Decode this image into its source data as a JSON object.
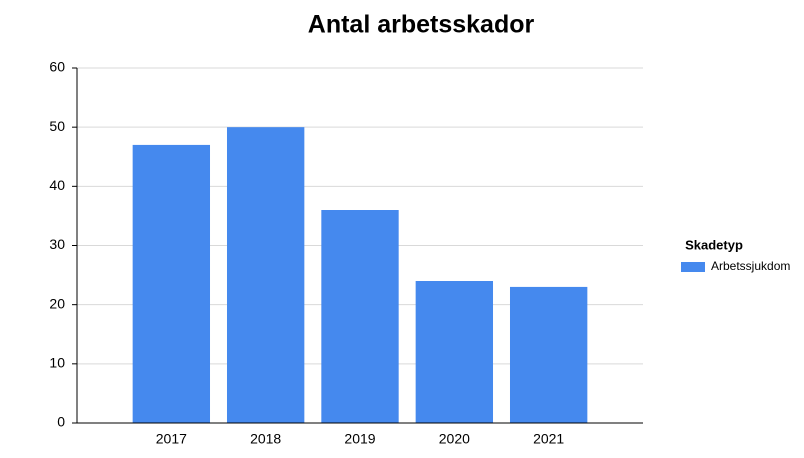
{
  "chart_data": {
    "type": "bar",
    "title": "Antal arbetsskador",
    "categories": [
      "2017",
      "2018",
      "2019",
      "2020",
      "2021"
    ],
    "series": [
      {
        "name": "Arbetssjukdom",
        "color": "#4589ee",
        "values": [
          47,
          50,
          36,
          24,
          23
        ]
      }
    ],
    "legend_title": "Skadetyp",
    "legend": "right",
    "ylim": [
      0,
      60
    ],
    "yticks": [
      0,
      10,
      20,
      30,
      40,
      50,
      60
    ],
    "grid": true
  }
}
#####
*WHAT TO PRODUCE*
Excluding the pictures, reproduce every entry exactly as given.

*CORRECT ANSWER*
Decode this image into its source data as a JSON object.
{
  "chart_data": {
    "type": "bar",
    "title": "Antal arbetsskador",
    "categories": [
      "2017",
      "2018",
      "2019",
      "2020",
      "2021"
    ],
    "series": [
      {
        "name": "Arbetssjukdom",
        "color": "#4589ee",
        "values": [
          47,
          50,
          36,
          24,
          23
        ]
      }
    ],
    "legend_title": "Skadetyp",
    "legend": "right",
    "ylim": [
      0,
      60
    ],
    "yticks": [
      0,
      10,
      20,
      30,
      40,
      50,
      60
    ],
    "grid": true
  }
}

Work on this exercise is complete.